**PROBLEM STATEMENT**
Give all the lines below again, exactly, with no pictures.

▼

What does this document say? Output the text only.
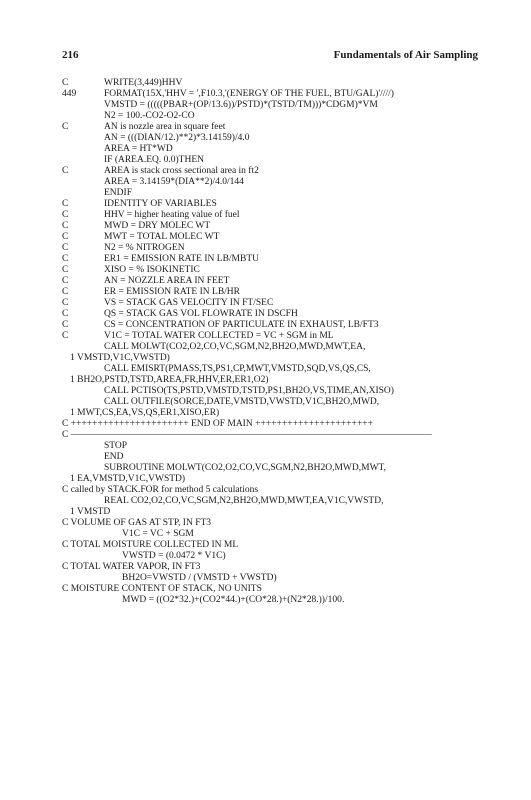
216	Fundamentals of Air Sampling
C	WRITE(3,449)HHV
449	FORMAT(15X,'HHV = ',F10.3,'(ENERGY OF THE FUEL, BTU/GAL)'////)
VMSTD = (((((PBAR+(OP/13.6))/PSTD)*(TSTD/TM)))*CDGM)*VM
N2 = 100.-CO2-O2-CO
C	AN is nozzle area in square feet
AN = (((DIAN/12.)**2)*3.14159)/4.0
AREA = HT*WD
IF (AREA.EQ. 0.0)THEN
C	AREA is stack cross sectional area in ft2
AREA = 3.14159*(DIA**2)/4.0/144
ENDIF
C	IDENTITY OF VARIABLES
C	HHV = higher heating value of fuel
C	MWD = DRY MOLEC WT
C	MWT = TOTAL MOLEC WT
C	N2 = % NITROGEN
C	ER1 = EMISSION RATE IN LB/MBTU
C	XISO = % ISOKINETIC
C	AN = NOZZLE AREA IN FEET
C	ER = EMISSION RATE IN LB/HR
C	VS = STACK GAS VELOCITY IN FT/SEC
C	QS = STACK GAS VOL FLOWRATE IN DSCFH
C	CS = CONCENTRATION OF PARTICULATE IN EXHAUST, LB/FT3
C	V1C = TOTAL WATER COLLECTED = VC + SGM in ML
CALL MOLWT(CO2,O2,CO,VC,SGM,N2,BH2O,MWD,MWT,EA,
1 VMSTD,V1C,VWSTD)
CALL EMISRT(PMASS,TS,PS1,CP,MWT,VMSTD,SQD,VS,QS,CS,
1 BH2O,PSTD,TSTD,AREA,FR,HHV,ER,ER1,O2)
CALL PCTISO(TS,PSTD,VMSTD,TSTD,PS1,BH2O,VS,TIME,AN,XISO)
CALL OUTFILE(SORCE,DATE,VMSTD,VWSTD,V1C,BH2O,MWD,
1 MWT,CS,EA,VS,QS,ER1,XISO,ER)
C ++++++++++++++++++++++ END OF MAIN ++++++++++++++++++++++
C ——————————————————————————————————————
STOP
END
SUBROUTINE MOLWT(CO2,O2,CO,VC,SGM,N2,BH2O,MWD,MWT,
1 EA,VMSTD,V1C,VWSTD)
C called by STACK.FOR for method 5 calculations
REAL CO2,O2,CO,VC,SGM,N2,BH2O,MWD,MWT,EA,V1C,VWSTD,
1 VMSTD
C VOLUME OF GAS AT STP, IN FT3
V1C = VC + SGM
C TOTAL MOISTURE COLLECTED IN ML
VWSTD = (0.0472 * V1C)
C TOTAL WATER VAPOR, IN FT3
BH2O=VWSTD / (VMSTD + VWSTD)
C MOISTURE CONTENT OF STACK, NO UNITS
MWD = ((O2*32.)+(CO2*44.)+(CO*28.)+(N2*28.))/100.
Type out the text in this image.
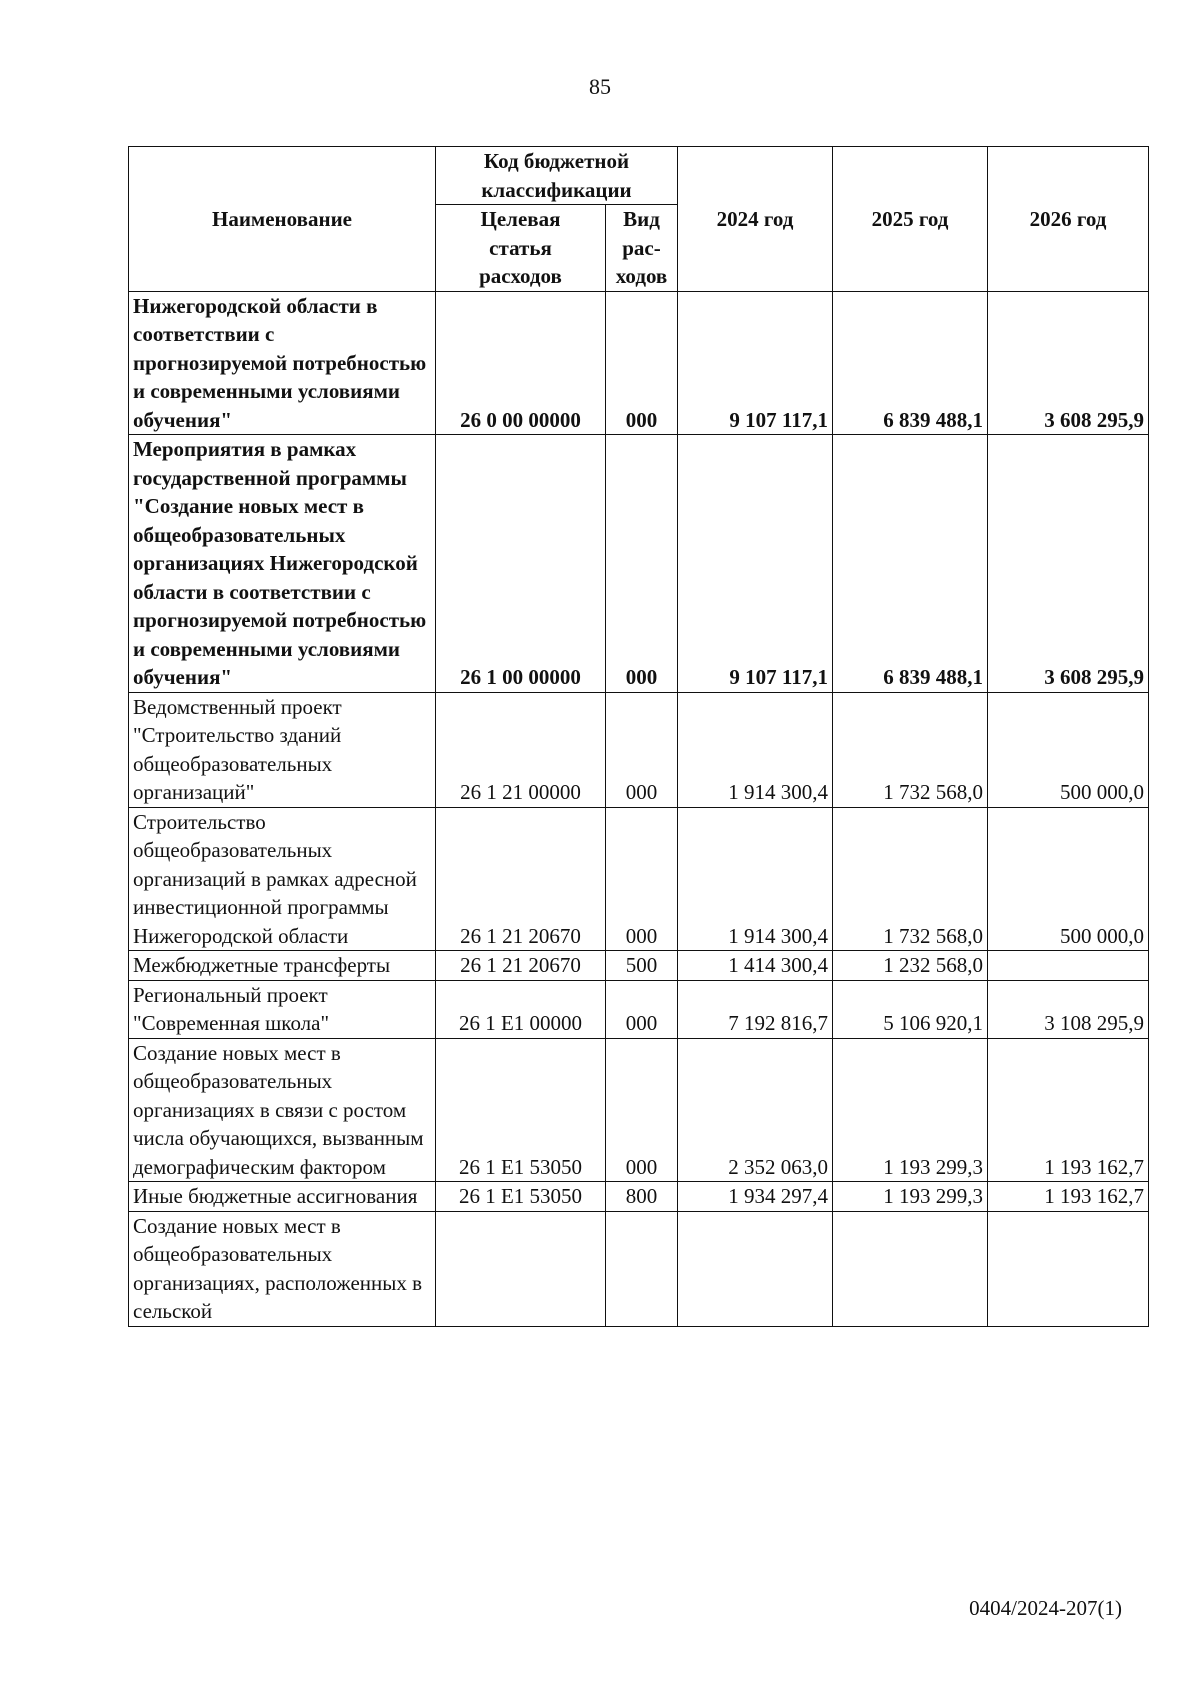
85
Наименование	Код бюджетной классификации		2024 год	2025 год	2026 год
	Целевая статья расходов	Вид рас-ходов			
Нижегородской области в соответствии с прогнозируемой потребностью и современными условиями обучения"	26 0 00 00000	000	9 107 117,1	6 839 488,1	3 608 295,9
Мероприятия в рамках государственной программы "Создание новых мест в общеобразовательных организациях Нижегородской области в соответствии с прогнозируемой потребностью и современными условиями обучения"	26 1 00 00000	000	9 107 117,1	6 839 488,1	3 608 295,9
Ведомственный проект "Строительство зданий общеобразовательных организаций"	26 1 21 00000	000	1 914 300,4	1 732 568,0	500 000,0
Строительство общеобразовательных организаций в рамках адресной инвестиционной программы Нижегородской области	26 1 21 20670	000	1 914 300,4	1 732 568,0	500 000,0
Межбюджетные трансферты	26 1 21 20670	500	1 414 300,4	1 232 568,0	
Региональный проект "Современная школа"	26 1 E1 00000	000	7 192 816,7	5 106 920,1	3 108 295,9
Создание новых мест в общеобразовательных организациях в связи с ростом числа обучающихся, вызванным демографическим фактором	26 1 E1 53050	000	2 352 063,0	1 193 299,3	1 193 162,7
Иные бюджетные ассигнования	26 1 E1 53050	800	1 934 297,4	1 193 299,3	1 193 162,7
Создание новых мест в общеобразовательных организациях, расположенных в сельской					
0404/2024-207(1)
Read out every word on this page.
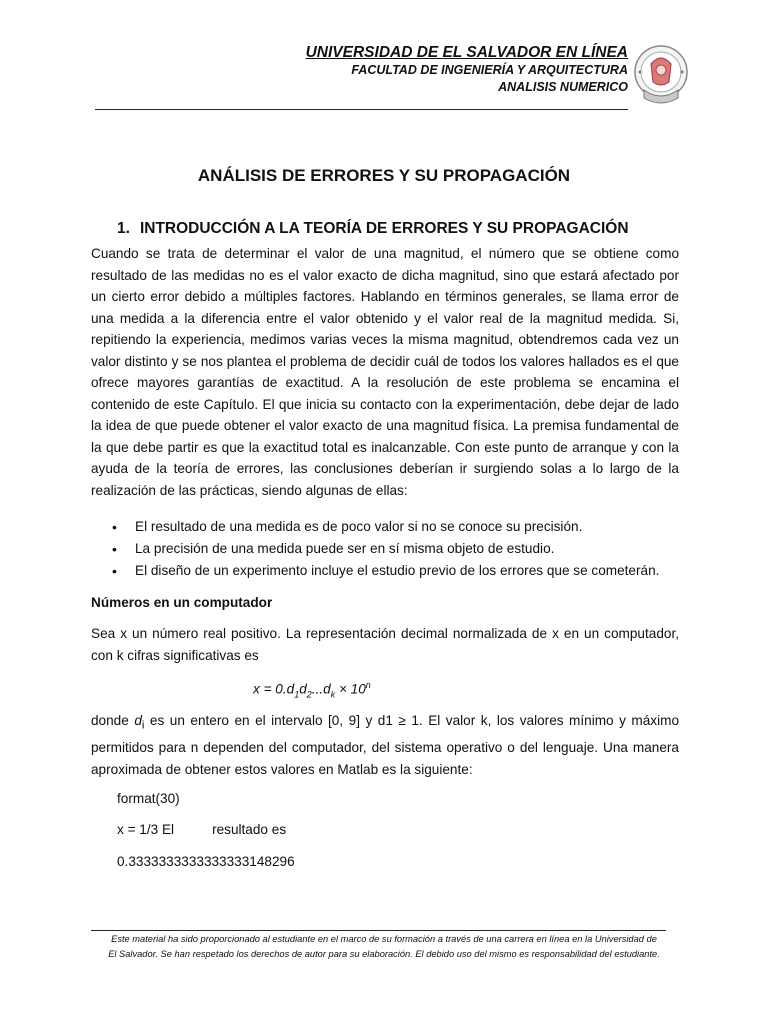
UNIVERSIDAD DE EL SALVADOR EN LÍNEA
FACULTAD DE INGENIERÍA Y ARQUITECTURA
ANALISIS NUMERICO
ANÁLISIS DE ERRORES Y SU PROPAGACIÓN
1. INTRODUCCIÓN A LA TEORÍA DE ERRORES Y SU PROPAGACIÓN
Cuando se trata de determinar el valor de una magnitud, el número que se obtiene como resultado de las medidas no es el valor exacto de dicha magnitud, sino que estará afectado por un cierto error debido a múltiples factores. Hablando en términos generales, se llama error de una medida a la diferencia entre el valor obtenido y el valor real de la magnitud medida. Si, repitiendo la experiencia, medimos varias veces la misma magnitud, obtendremos cada vez un valor distinto y se nos plantea el problema de decidir cuál de todos los valores hallados es el que ofrece mayores garantías de exactitud. A la resolución de este problema se encamina el contenido de este Capítulo. El que inicia su contacto con la experimentación, debe dejar de lado la idea de que puede obtener el valor exacto de una magnitud física. La premisa fundamental de la que debe partir es que la exactitud total es inalcanzable. Con este punto de arranque y con la ayuda de la teoría de errores, las conclusiones deberían ir surgiendo solas a lo largo de la realización de las prácticas, siendo algunas de ellas:
• El resultado de una medida es de poco valor si no se conoce su precisión.
• La precisión de una medida puede ser en sí misma objeto de estudio.
• El diseño de un experimento incluye el estudio previo de los errores que se cometerán.
Números en un computador
Sea x un número real positivo. La representación decimal normalizada de x en un computador, con k cifras significativas es
$x = 0.d_1d_2...d_k \times 10^n$
donde $d_i$ es un entero en el intervalo [0, 9] y d1 ≥ 1. El valor k, los valores mínimo y máximo permitidos para n dependen del computador, del sistema operativo o del lenguaje. Una manera aproximada de obtener estos valores en Matlab es la siguiente:
format(30)
x = 1/3 El	resultado es
0.333333333333333314829​6
Este material ha sido proporcionado al estudiante en el marco de su formación a través de una carrera en línea en la Universidad de El Salvador. Se han respetado los derechos de autor para su elaboración. El debido uso del mismo es responsabilidad del estudiante.
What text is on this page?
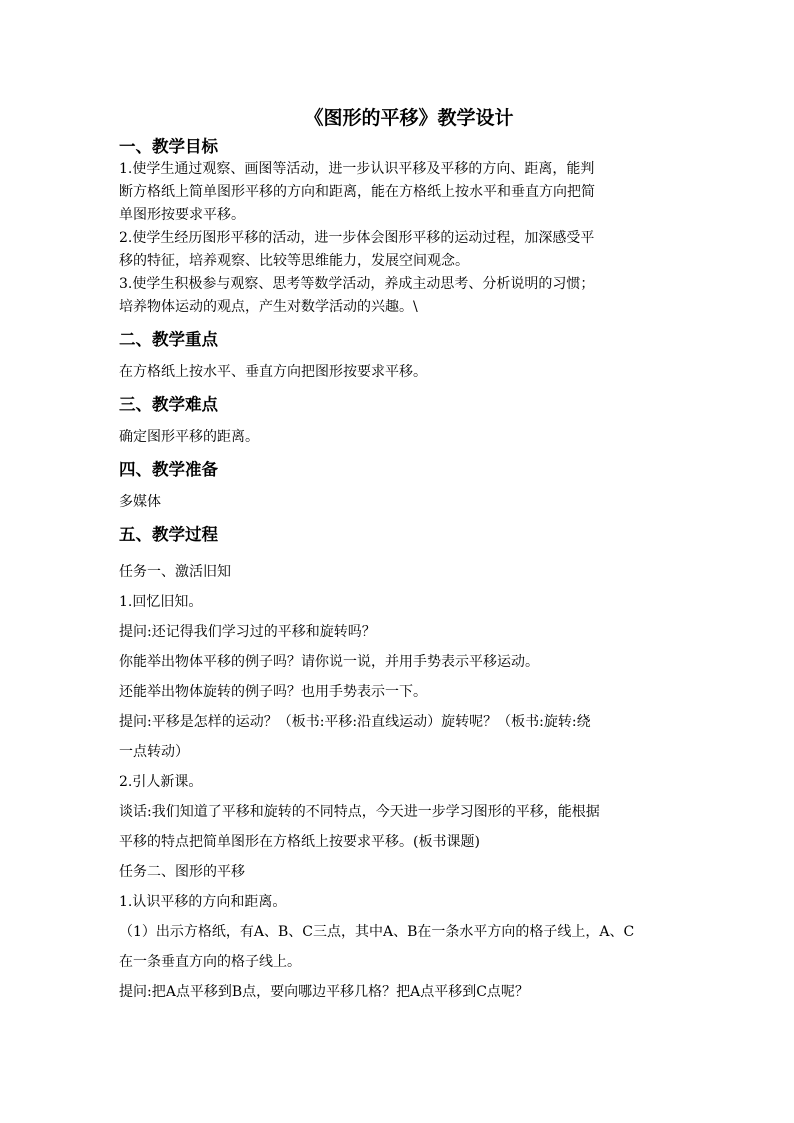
《图形的平移》教学设计
一、教学目标
1.使学生通过观察、画图等活动，进一步认识平移及平移的方向、距离，能判
断方格纸上简单图形平移的方向和距离，能在方格纸上按水平和垂直方向把简
单图形按要求平移。
2.使学生经历图形平移的活动，进一步体会图形平移的运动过程，加深感受平
移的特征，培养观察、比较等思维能力，发展空间观念。
3.使学生积极参与观察、思考等数学活动，养成主动思考、分析说明的习惯；
培养物体运动的观点，产生对数学活动的兴趣。\
二、教学重点
在方格纸上按水平、垂直方向把图形按要求平移。
三、教学难点
确定图形平移的距离。
四、教学准备
多媒体
五、教学过程
任务一、激活旧知
1.回忆旧知。
提问:还记得我们学习过的平移和旋转吗？
你能举出物体平移的例子吗？请你说一说，并用手势表示平移运动。
还能举出物体旋转的例子吗？也用手势表示一下。
提问:平移是怎样的运动？（板书:平移:沿直线运动）旋转呢？（板书:旋转:绕
一点转动）
2.引人新课。
谈话:我们知道了平移和旋转的不同特点，今天进一步学习图形的平移，能根据
平移的特点把简单图形在方格纸上按要求平移。(板书课题)
任务二、图形的平移
1.认识平移的方向和距离。
（1）出示方格纸，有A、B、C三点，其中A、B在一条水平方向的格子线上，A、C
在一条垂直方向的格子线上。
提问:把A点平移到B点，要向哪边平移几格？把A点平移到C点呢？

▲

**RESPONSE**
What does this document say? Output the text only.
216	Fundamentals of Air Sampling
C	WRITE(3,449)HHV
449	FORMAT(15X,'HHV = ',F10.3,'(ENERGY OF THE FUEL, BTU/GAL)'////)
VMSTD = (((((PBAR+(OP/13.6))/PSTD)*(TSTD/TM)))*CDGM)*VM
N2 = 100.-CO2-O2-CO
C	AN is nozzle area in square feet
AN = (((DIAN/12.)**2)*3.14159)/4.0
AREA = HT*WD
IF (AREA.EQ. 0.0)THEN
C	AREA is stack cross sectional area in ft2
AREA = 3.14159*(DIA**2)/4.0/144
ENDIF
C	IDENTITY OF VARIABLES
C	HHV = higher heating value of fuel
C	MWD = DRY MOLEC WT
C	MWT = TOTAL MOLEC WT
C	N2 = % NITROGEN
C	ER1 = EMISSION RATE IN LB/MBTU
C	XISO = % ISOKINETIC
C	AN = NOZZLE AREA IN FEET
C	ER = EMISSION RATE IN LB/HR
C	VS = STACK GAS VELOCITY IN FT/SEC
C	QS = STACK GAS VOL FLOWRATE IN DSCFH
C	CS = CONCENTRATION OF PARTICULATE IN EXHAUST, LB/FT3
C	V1C = TOTAL WATER COLLECTED = VC + SGM in ML
CALL MOLWT(CO2,O2,CO,VC,SGM,N2,BH2O,MWD,MWT,EA,
1 VMSTD,V1C,VWSTD)
CALL EMISRT(PMASS,TS,PS1,CP,MWT,VMSTD,SQD,VS,QS,CS,
1 BH2O,PSTD,TSTD,AREA,FR,HHV,ER,ER1,O2)
CALL PCTISO(TS,PSTD,VMSTD,TSTD,PS1,BH2O,VS,TIME,AN,XISO)
CALL OUTFILE(SORCE,DATE,VMSTD,VWSTD,V1C,BH2O,MWD,
1 MWT,CS,EA,VS,QS,ER1,XISO,ER)
C ++++++++++++++++++++++ END OF MAIN ++++++++++++++++++++++
C ——————————————————————————————————————
STOP
END
SUBROUTINE MOLWT(CO2,O2,CO,VC,SGM,N2,BH2O,MWD,MWT,
1 EA,VMSTD,V1C,VWSTD)
C called by STACK.FOR for method 5 calculations
REAL CO2,O2,CO,VC,SGM,N2,BH2O,MWD,MWT,EA,V1C,VWSTD,
1 VMSTD
C VOLUME OF GAS AT STP, IN FT3
V1C = VC + SGM
C TOTAL MOISTURE COLLECTED IN ML
VWSTD = (0.0472 * V1C)
C TOTAL WATER VAPOR, IN FT3
BH2O=VWSTD / (VMSTD + VWSTD)
C MOISTURE CONTENT OF STACK, NO UNITS
MWD = ((O2*32.)+(CO2*44.)+(CO*28.)+(N2*28.))/100.
Type out the text in this image.
85
Наименование	Код бюджетной классификации		2024 год	2025 год	2026 год
	Целевая статья расходов	Вид рас-ходов			
Нижегородской области в соответствии с прогнозируемой потребностью и современными условиями обучения"	26 0 00 00000	000	9 107 117,1	6 839 488,1	3 608 295,9
Мероприятия в рамках государственной программы "Создание новых мест в общеобразовательных организациях Нижегородской области в соответствии с прогнозируемой потребностью и современными условиями обучения"	26 1 00 00000	000	9 107 117,1	6 839 488,1	3 608 295,9
Ведомственный проект "Строительство зданий общеобразовательных организаций"	26 1 21 00000	000	1 914 300,4	1 732 568,0	500 000,0
Строительство общеобразовательных организаций в рамках адресной инвестиционной программы Нижегородской области	26 1 21 20670	000	1 914 300,4	1 732 568,0	500 000,0
Межбюджетные трансферты	26 1 21 20670	500	1 414 300,4	1 232 568,0	
Региональный проект "Современная школа"	26 1 E1 00000	000	7 192 816,7	5 106 920,1	3 108 295,9
Создание новых мест в общеобразовательных организациях в связи с ростом числа обучающихся, вызванным демографическим фактором	26 1 E1 53050	000	2 352 063,0	1 193 299,3	1 193 162,7
Иные бюджетные ассигнования	26 1 E1 53050	800	1 934 297,4	1 193 299,3	1 193 162,7
Создание новых мест в общеобразовательных организациях, расположенных в сельской					
0404/2024-207(1)
Read out every word on this page.
UNIVERSIDAD DE EL SALVADOR EN LÍNEA
FACULTAD DE INGENIERÍA Y ARQUITECTURA
ANALISIS NUMERICO
ANÁLISIS DE ERRORES Y SU PROPAGACIÓN
1. INTRODUCCIÓN A LA TEORÍA DE ERRORES Y SU PROPAGACIÓN
Cuando se trata de determinar el valor de una magnitud, el número que se obtiene como resultado de las medidas no es el valor exacto de dicha magnitud, sino que estará afectado por un cierto error debido a múltiples factores. Hablando en términos generales, se llama error de una medida a la diferencia entre el valor obtenido y el valor real de la magnitud medida. Si, repitiendo la experiencia, medimos varias veces la misma magnitud, obtendremos cada vez un valor distinto y se nos plantea el problema de decidir cuál de todos los valores hallados es el que ofrece mayores garantías de exactitud. A la resolución de este problema se encamina el contenido de este Capítulo. El que inicia su contacto con la experimentación, debe dejar de lado la idea de que puede obtener el valor exacto de una magnitud física. La premisa fundamental de la que debe partir es que la exactitud total es inalcanzable. Con este punto de arranque y con la ayuda de la teoría de errores, las conclusiones deberían ir surgiendo solas a lo largo de la realización de las prácticas, siendo algunas de ellas:
• El resultado de una medida es de poco valor si no se conoce su precisión.
• La precisión de una medida puede ser en sí misma objeto de estudio.
• El diseño de un experimento incluye el estudio previo de los errores que se cometerán.
Números en un computador
Sea x un número real positivo. La representación decimal normalizada de x en un computador, con k cifras significativas es
$x = 0.d_1d_2...d_k \times 10^n$
donde $d_i$ es un entero en el intervalo [0, 9] y d1 ≥ 1. El valor k, los valores mínimo y máximo permitidos para n dependen del computador, del sistema operativo o del lenguaje. Una manera aproximada de obtener estos valores en Matlab es la siguiente:
format(30)
x = 1/3 El	resultado es
0.333333333333333314829​6
Este material ha sido proporcionado al estudiante en el marco de su formación a través de una carrera en línea en la Universidad de El Salvador. Se han respetado los derechos de autor para su elaboración. El debido uso del mismo es responsabilidad del estudiante.
What text is on this page?
《图形的平移》教学设计
一、教学目标
1.使学生通过观察、画图等活动，进一步认识平移及平移的方向、距离，能判
断方格纸上简单图形平移的方向和距离，能在方格纸上按水平和垂直方向把简
单图形按要求平移。
2.使学生经历图形平移的活动，进一步体会图形平移的运动过程，加深感受平
移的特征，培养观察、比较等思维能力，发展空间观念。
3.使学生积极参与观察、思考等数学活动，养成主动思考、分析说明的习惯；
培养物体运动的观点，产生对数学活动的兴趣。\
二、教学重点
在方格纸上按水平、垂直方向把图形按要求平移。
三、教学难点
确定图形平移的距离。
四、教学准备
多媒体
五、教学过程
任务一、激活旧知
1.回忆旧知。
提问:还记得我们学习过的平移和旋转吗？
你能举出物体平移的例子吗？请你说一说，并用手势表示平移运动。
还能举出物体旋转的例子吗？也用手势表示一下。
提问:平移是怎样的运动？（板书:平移:沿直线运动）旋转呢？（板书:旋转:绕
一点转动）
2.引人新课。
谈话:我们知道了平移和旋转的不同特点，今天进一步学习图形的平移，能根据
平移的特点把简单图形在方格纸上按要求平移。(板书课题)
任务二、图形的平移
1.认识平移的方向和距离。
（1）出示方格纸，有A、B、C三点，其中A、B在一条水平方向的格子线上，A、C
在一条垂直方向的格子线上。
提问:把A点平移到B点，要向哪边平移几格？把A点平移到C点呢？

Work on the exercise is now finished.